Listings of elements and boxes
## START

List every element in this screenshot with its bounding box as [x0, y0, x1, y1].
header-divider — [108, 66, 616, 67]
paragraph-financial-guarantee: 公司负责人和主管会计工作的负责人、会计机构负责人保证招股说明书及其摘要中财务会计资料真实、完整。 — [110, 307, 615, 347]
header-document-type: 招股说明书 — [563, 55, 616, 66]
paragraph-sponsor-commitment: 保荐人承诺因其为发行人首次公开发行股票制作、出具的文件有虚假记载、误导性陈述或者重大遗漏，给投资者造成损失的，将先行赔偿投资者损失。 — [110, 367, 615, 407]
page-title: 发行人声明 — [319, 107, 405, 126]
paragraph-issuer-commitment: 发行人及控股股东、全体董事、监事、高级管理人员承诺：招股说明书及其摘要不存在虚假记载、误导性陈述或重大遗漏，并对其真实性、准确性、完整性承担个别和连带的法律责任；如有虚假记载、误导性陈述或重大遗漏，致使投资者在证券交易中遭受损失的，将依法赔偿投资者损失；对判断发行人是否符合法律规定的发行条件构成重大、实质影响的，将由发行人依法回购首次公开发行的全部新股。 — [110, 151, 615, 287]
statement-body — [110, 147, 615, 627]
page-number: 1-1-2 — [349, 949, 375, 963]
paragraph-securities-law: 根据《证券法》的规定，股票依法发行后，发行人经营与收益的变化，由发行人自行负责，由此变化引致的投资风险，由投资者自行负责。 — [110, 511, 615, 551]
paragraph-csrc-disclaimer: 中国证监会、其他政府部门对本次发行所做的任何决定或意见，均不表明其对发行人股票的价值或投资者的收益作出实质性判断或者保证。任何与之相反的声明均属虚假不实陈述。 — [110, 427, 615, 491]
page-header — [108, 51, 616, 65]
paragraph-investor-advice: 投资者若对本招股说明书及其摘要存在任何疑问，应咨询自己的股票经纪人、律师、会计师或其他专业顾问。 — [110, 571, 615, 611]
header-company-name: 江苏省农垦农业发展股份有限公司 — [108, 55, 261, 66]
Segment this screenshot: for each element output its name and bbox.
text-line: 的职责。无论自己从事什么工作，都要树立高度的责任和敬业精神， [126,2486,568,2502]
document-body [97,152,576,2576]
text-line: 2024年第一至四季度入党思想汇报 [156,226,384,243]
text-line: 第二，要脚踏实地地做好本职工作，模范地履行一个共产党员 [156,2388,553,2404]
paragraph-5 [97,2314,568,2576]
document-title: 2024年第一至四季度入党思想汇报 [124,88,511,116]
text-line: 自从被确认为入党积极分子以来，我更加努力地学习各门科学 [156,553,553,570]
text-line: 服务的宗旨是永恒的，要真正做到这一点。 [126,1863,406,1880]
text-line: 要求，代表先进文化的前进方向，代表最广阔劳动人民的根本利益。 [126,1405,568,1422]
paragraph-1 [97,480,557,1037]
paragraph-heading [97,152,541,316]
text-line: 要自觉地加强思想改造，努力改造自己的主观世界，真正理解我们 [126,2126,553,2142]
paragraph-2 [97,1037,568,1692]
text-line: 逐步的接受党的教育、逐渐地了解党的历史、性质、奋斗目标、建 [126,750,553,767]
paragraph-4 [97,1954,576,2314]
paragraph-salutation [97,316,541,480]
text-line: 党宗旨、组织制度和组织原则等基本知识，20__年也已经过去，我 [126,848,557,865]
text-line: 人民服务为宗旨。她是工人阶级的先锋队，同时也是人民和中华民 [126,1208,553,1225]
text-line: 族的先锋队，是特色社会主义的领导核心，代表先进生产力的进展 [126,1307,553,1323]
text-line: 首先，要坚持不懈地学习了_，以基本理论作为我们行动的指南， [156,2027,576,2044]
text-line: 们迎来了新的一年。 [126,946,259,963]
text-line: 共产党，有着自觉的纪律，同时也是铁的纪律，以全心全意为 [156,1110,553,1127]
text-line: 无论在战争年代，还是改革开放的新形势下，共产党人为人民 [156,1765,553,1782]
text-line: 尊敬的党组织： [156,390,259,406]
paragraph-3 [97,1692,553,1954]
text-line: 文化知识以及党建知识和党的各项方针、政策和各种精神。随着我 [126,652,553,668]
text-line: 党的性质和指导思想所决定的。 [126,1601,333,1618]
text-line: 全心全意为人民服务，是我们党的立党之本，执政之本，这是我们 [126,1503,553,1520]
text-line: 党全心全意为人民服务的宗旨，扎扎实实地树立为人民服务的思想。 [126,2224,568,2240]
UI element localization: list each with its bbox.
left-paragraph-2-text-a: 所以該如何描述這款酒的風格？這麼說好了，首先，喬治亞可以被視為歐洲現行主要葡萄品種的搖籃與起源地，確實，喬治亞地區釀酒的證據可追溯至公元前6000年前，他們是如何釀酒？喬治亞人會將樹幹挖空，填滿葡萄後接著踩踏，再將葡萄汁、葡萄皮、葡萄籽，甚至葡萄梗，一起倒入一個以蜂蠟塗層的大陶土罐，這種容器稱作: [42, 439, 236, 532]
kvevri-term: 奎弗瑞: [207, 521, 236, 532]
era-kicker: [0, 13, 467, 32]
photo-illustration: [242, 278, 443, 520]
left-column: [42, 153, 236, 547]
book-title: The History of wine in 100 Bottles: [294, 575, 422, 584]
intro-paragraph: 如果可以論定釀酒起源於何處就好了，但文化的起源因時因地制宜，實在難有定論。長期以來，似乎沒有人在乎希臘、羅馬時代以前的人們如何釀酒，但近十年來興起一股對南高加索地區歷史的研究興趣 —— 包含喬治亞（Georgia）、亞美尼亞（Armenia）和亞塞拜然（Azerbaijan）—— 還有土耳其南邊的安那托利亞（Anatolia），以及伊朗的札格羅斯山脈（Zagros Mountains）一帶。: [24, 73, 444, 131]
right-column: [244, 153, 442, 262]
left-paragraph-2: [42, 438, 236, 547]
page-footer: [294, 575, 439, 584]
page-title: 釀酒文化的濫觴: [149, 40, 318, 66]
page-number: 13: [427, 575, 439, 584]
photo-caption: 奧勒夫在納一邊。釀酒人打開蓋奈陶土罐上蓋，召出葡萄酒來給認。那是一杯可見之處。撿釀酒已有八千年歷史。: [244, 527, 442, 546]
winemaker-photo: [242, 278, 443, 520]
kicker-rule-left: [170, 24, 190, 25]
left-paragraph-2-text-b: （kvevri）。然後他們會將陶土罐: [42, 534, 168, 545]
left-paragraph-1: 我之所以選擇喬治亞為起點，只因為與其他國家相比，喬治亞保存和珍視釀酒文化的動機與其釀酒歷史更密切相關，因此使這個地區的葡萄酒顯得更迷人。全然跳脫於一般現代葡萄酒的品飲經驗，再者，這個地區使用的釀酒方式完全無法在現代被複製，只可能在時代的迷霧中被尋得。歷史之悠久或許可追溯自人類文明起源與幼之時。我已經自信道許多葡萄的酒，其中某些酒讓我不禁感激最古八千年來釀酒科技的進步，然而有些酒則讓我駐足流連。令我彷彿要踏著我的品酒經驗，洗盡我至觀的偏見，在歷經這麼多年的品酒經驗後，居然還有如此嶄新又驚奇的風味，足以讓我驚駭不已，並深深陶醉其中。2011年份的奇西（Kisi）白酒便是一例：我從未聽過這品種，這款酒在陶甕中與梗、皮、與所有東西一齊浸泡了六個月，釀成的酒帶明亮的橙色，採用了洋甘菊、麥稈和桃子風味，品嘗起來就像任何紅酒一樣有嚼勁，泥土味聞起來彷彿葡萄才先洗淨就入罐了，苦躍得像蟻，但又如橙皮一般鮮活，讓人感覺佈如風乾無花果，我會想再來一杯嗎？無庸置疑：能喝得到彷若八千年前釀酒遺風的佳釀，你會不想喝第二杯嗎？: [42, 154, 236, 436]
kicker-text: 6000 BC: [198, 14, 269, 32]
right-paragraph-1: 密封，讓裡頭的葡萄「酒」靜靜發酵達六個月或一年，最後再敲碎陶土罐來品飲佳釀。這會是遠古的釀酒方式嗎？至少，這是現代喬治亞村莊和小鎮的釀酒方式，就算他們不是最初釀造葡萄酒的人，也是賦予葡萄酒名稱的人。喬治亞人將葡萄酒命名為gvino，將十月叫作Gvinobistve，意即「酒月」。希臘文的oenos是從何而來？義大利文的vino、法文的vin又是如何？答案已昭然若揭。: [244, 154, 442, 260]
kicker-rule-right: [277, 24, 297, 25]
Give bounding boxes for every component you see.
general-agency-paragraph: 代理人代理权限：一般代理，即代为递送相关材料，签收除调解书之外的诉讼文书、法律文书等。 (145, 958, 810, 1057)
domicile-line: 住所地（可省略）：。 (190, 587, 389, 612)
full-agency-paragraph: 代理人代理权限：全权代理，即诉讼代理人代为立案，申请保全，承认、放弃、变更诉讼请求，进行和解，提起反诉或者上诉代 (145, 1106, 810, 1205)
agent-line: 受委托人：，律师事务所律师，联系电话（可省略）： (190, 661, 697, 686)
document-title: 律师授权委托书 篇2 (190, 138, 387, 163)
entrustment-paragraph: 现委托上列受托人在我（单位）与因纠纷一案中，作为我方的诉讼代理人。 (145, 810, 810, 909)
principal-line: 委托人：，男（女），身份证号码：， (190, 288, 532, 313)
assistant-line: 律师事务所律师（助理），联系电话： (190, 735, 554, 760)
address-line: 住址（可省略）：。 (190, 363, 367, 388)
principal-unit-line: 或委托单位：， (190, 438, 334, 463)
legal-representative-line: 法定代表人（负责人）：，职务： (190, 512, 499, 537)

## END

Short exercise: Render the stretch from the start of the records through the line containing "header-document-type: 招股说明书 —" as a Markdown table with the columns Row and Line, giving one row per line and omitting blank lines.

Task response:
| Row | Line |
|---|---|
| 1 | List every element in this screenshot with its bounding box as [x0, y0, x1, y1]. |
| 2 | header-divider — [108, 66, 616, 67] |
| 3 | paragraph-financial-guarantee: 公司负责人和主管会计工作的负责人、会计机构负责人保证招股说明书及其摘要中财务会计资料真实、完整。 — [110, 307, 615, 347] |
| 4 | header-document-type: 招股说明书 — [563, 55, 616, 66] |